Records contained in a dataset
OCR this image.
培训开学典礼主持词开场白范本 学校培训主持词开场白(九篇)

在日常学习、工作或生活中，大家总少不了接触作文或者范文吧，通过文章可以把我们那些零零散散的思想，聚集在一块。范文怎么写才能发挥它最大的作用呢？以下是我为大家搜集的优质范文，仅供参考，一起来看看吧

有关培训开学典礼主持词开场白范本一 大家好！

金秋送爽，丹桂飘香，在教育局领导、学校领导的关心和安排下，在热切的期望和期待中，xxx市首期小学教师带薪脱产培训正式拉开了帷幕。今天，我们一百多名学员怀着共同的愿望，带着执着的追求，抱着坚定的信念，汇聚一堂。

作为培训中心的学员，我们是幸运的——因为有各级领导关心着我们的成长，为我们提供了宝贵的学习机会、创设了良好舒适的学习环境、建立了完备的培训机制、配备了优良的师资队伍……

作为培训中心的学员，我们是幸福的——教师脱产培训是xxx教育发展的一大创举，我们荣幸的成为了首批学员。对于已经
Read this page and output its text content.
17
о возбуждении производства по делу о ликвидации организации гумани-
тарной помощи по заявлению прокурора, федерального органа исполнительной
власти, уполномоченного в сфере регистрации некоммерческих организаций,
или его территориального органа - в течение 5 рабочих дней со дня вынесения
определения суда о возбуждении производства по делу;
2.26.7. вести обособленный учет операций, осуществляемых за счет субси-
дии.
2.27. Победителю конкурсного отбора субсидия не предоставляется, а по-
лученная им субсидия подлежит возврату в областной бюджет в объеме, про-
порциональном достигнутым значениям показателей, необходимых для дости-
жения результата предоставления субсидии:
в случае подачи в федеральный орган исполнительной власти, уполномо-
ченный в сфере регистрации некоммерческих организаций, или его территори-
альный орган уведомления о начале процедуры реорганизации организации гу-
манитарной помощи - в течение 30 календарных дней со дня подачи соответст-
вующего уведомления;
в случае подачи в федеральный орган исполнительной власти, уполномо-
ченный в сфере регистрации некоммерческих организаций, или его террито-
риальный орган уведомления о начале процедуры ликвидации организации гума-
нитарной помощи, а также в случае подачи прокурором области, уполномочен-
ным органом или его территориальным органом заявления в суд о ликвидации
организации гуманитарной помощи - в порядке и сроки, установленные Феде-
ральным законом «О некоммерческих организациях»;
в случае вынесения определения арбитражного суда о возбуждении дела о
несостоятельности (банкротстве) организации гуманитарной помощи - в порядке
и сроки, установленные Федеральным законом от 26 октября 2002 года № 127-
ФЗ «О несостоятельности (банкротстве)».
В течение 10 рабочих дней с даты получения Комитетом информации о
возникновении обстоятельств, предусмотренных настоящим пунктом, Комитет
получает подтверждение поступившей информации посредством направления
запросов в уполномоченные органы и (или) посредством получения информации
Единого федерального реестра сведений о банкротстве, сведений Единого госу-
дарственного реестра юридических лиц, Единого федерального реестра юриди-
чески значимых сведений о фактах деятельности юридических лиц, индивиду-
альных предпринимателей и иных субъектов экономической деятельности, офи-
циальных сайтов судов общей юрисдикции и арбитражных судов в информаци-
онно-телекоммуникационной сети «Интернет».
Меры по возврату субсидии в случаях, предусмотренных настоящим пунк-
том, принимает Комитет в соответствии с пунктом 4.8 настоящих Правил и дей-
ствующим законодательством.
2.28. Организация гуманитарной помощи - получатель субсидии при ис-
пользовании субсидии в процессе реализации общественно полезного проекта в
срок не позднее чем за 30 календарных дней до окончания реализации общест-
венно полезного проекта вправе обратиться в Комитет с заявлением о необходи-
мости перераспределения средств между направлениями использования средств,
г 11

__TASK STATEMENT__. Copy the material above verbatim.

__REPLY__.
OCR this image.
培训开学典礼主持词开场白范本 学校培训主持词开场白(九篇)

在日常学习、工作或生活中，大家总少不了接触作文或者范文吧，通过文章可以把我们那些零零散散的思想，聚集在一块。范文怎么写才能发挥它最大的作用呢？以下是我为大家搜集的优质范文，仅供参考，一起来看看吧

有关培训开学典礼主持词开场白范本一 大家好！

金秋送爽，丹桂飘香，在教育局领导、学校领导的关心和安排下，在热切的期望和期待中，xxx市首期小学教师带薪脱产培训正式拉开了帷幕。今天，我们一百多名学员怀着共同的愿望，带着执着的追求，抱着坚定的信念，汇聚一堂。

作为培训中心的学员，我们是幸运的——因为有各级领导关心着我们的成长，为我们提供了宝贵的学习机会、创设了良好舒适的学习环境、建立了完备的培训机制、配备了优良的师资队伍……

作为培训中心的学员，我们是幸福的——教师脱产培训是xxx教育发展的一大创举，我们荣幸的成为了首批学员。对于已经
Read this page and output its text content.
17
о возбуждении производства по делу о ликвидации организации гумани-
тарной помощи по заявлению прокурора, федерального органа исполнительной
власти, уполномоченного в сфере регистрации некоммерческих организаций,
или его территориального органа - в течение 5 рабочих дней со дня вынесения
определения суда о возбуждении производства по делу;
2.26.7. вести обособленный учет операций, осуществляемых за счет субси-
дии.
2.27. Победителю конкурсного отбора субсидия не предоставляется, а по-
лученная им субсидия подлежит возврату в областной бюджет в объеме, про-
порциональном достигнутым значениям показателей, необходимых для дости-
жения результата предоставления субсидии:
в случае подачи в федеральный орган исполнительной власти, уполномо-
ченный в сфере регистрации некоммерческих организаций, или его территори-
альный орган уведомления о начале процедуры реорганизации организации гу-
манитарной помощи - в течение 30 календарных дней со дня подачи соответст-
вующего уведомления;
в случае подачи в федеральный орган исполнительной власти, уполномо-
ченный в сфере регистрации некоммерческих организаций, или его террито-
риальный орган уведомления о начале процедуры ликвидации организации гума-
нитарной помощи, а также в случае подачи прокурором области, уполномочен-
ным органом или его территориальным органом заявления в суд о ликвидации
организации гуманитарной помощи - в порядке и сроки, установленные Феде-
ральным законом «О некоммерческих организациях»;
в случае вынесения определения арбитражного суда о возбуждении дела о
несостоятельности (банкротстве) организации гуманитарной помощи - в порядке
и сроки, установленные Федеральным законом от 26 октября 2002 года № 127-
ФЗ «О несостоятельности (банкротстве)».
В течение 10 рабочих дней с даты получения Комитетом информации о
возникновении обстоятельств, предусмотренных настоящим пунктом, Комитет
получает подтверждение поступившей информации посредством направления
запросов в уполномоченные органы и (или) посредством получения информации
Единого федерального реестра сведений о банкротстве, сведений Единого госу-
дарственного реестра юридических лиц, Единого федерального реестра юриди-
чески значимых сведений о фактах деятельности юридических лиц, индивиду-
альных предпринимателей и иных субъектов экономической деятельности, офи-
циальных сайтов судов общей юрисдикции и арбитражных судов в информаци-
онно-телекоммуникационной сети «Интернет».
Меры по возврату субсидии в случаях, предусмотренных настоящим пунк-
том, принимает Комитет в соответствии с пунктом 4.8 настоящих Правил и дей-
ствующим законодательством.
2.28. Организация гуманитарной помощи - получатель субсидии при ис-
пользовании субсидии в процессе реализации общественно полезного проекта в
срок не позднее чем за 30 календарных дней до окончания реализации общест-
венно полезного проекта вправе обратиться в Комитет с заявлением о необходи-
мости перераспределения средств между направлениями использования средств,
г 11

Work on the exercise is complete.